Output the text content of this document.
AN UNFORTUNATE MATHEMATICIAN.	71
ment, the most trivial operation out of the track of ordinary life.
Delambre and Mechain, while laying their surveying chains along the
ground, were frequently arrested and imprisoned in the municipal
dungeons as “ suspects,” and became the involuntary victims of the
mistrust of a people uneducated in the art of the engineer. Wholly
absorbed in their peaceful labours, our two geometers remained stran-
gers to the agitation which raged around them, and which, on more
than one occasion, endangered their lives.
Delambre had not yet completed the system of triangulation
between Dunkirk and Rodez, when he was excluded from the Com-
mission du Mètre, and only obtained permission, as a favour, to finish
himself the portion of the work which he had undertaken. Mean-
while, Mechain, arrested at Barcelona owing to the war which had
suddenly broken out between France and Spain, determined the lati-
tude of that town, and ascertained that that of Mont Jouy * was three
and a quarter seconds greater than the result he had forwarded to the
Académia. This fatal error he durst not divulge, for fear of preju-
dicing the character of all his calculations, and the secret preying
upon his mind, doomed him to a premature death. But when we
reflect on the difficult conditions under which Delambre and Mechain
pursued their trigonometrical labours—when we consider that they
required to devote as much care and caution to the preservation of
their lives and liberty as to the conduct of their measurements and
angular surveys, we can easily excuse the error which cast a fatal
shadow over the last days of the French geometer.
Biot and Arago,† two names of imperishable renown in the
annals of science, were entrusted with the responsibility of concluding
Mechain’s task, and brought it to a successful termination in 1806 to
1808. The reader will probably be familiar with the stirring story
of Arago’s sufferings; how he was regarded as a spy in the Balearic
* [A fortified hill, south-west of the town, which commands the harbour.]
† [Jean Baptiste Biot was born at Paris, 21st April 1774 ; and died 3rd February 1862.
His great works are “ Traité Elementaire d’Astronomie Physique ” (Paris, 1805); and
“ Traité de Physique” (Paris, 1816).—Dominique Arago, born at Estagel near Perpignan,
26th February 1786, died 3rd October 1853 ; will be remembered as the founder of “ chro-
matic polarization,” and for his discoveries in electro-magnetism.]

### WHAT TO DO
Pull out all lines containing the word "Physique" from the entries above.

### ANSWER TO THE PROBLEM
His great works are “ Traité Elementaire d’Astronomie Physique ” (Paris, 1805); and
“ Traité de Physique” (Paris, 1816).—Dominique Arago, born at Estagel near Perpignan,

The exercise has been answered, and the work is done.